Any picture among the records should be left out, please; retype the rest exactly.

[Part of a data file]
☆ ☆ ☆ ☆ ☆ ☆ ☆

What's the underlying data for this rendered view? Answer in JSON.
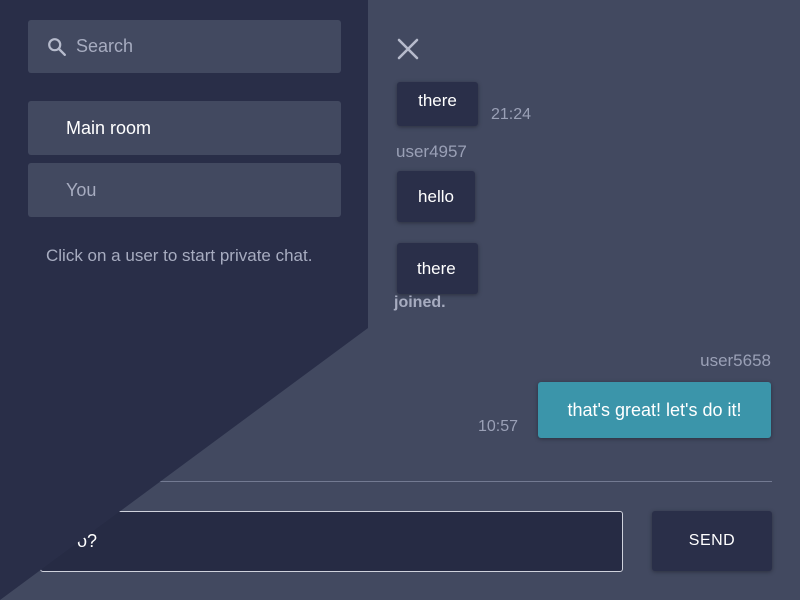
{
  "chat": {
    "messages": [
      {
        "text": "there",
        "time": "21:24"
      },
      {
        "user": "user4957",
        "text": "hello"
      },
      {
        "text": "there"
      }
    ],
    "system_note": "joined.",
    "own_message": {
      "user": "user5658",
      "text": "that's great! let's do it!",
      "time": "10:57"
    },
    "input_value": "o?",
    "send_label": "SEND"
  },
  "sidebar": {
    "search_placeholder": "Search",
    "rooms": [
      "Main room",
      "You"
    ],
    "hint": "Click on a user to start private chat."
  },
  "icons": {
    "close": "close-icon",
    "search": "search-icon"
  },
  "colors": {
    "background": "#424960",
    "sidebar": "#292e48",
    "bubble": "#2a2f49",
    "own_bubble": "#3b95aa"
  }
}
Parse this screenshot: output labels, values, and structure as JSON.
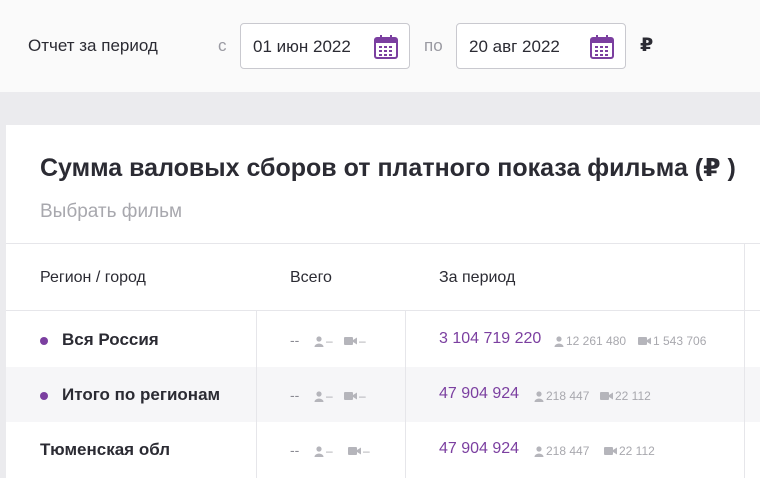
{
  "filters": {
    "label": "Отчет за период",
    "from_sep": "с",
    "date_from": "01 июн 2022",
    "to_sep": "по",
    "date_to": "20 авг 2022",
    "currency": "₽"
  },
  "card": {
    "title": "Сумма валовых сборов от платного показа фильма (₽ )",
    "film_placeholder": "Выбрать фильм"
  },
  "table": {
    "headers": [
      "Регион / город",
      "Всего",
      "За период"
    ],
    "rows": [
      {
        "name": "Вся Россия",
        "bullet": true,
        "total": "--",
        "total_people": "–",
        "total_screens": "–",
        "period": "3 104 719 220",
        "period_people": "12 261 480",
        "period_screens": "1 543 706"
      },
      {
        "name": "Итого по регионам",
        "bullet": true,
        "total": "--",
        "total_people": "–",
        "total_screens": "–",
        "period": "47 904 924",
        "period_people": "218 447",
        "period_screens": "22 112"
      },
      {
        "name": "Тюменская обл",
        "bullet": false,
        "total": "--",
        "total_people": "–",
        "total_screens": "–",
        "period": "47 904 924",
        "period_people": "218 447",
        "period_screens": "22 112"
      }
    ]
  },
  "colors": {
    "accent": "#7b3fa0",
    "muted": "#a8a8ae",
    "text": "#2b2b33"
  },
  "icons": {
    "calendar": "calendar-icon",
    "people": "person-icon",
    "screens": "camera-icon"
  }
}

☆ ☆ ☆ ☆ ☆ ☆ ☆

- Correct output -
What's the underlying data for this rendered view? Answer in JSON.
{
  "chat": {
    "messages": [
      {
        "text": "there",
        "time": "21:24"
      },
      {
        "user": "user4957",
        "text": "hello"
      },
      {
        "text": "there"
      }
    ],
    "system_note": "joined.",
    "own_message": {
      "user": "user5658",
      "text": "that's great! let's do it!",
      "time": "10:57"
    },
    "input_value": "o?",
    "send_label": "SEND"
  },
  "sidebar": {
    "search_placeholder": "Search",
    "rooms": [
      "Main room",
      "You"
    ],
    "hint": "Click on a user to start private chat."
  },
  "icons": {
    "close": "close-icon",
    "search": "search-icon"
  },
  "colors": {
    "background": "#424960",
    "sidebar": "#292e48",
    "bubble": "#2a2f49",
    "own_bubble": "#3b95aa"
  }
}
Parse this screenshot: output labels, values, and structure as JSON.
{
  "filters": {
    "label": "Отчет за период",
    "from_sep": "с",
    "date_from": "01 июн 2022",
    "to_sep": "по",
    "date_to": "20 авг 2022",
    "currency": "₽"
  },
  "card": {
    "title": "Сумма валовых сборов от платного показа фильма (₽ )",
    "film_placeholder": "Выбрать фильм"
  },
  "table": {
    "headers": [
      "Регион / город",
      "Всего",
      "За период"
    ],
    "rows": [
      {
        "name": "Вся Россия",
        "bullet": true,
        "total": "--",
        "total_people": "–",
        "total_screens": "–",
        "period": "3 104 719 220",
        "period_people": "12 261 480",
        "period_screens": "1 543 706"
      },
      {
        "name": "Итого по регионам",
        "bullet": true,
        "total": "--",
        "total_people": "–",
        "total_screens": "–",
        "period": "47 904 924",
        "period_people": "218 447",
        "period_screens": "22 112"
      },
      {
        "name": "Тюменская обл",
        "bullet": false,
        "total": "--",
        "total_people": "–",
        "total_screens": "–",
        "period": "47 904 924",
        "period_people": "218 447",
        "period_screens": "22 112"
      }
    ]
  },
  "colors": {
    "accent": "#7b3fa0",
    "muted": "#a8a8ae",
    "text": "#2b2b33"
  },
  "icons": {
    "calendar": "calendar-icon",
    "people": "person-icon",
    "screens": "camera-icon"
  }
}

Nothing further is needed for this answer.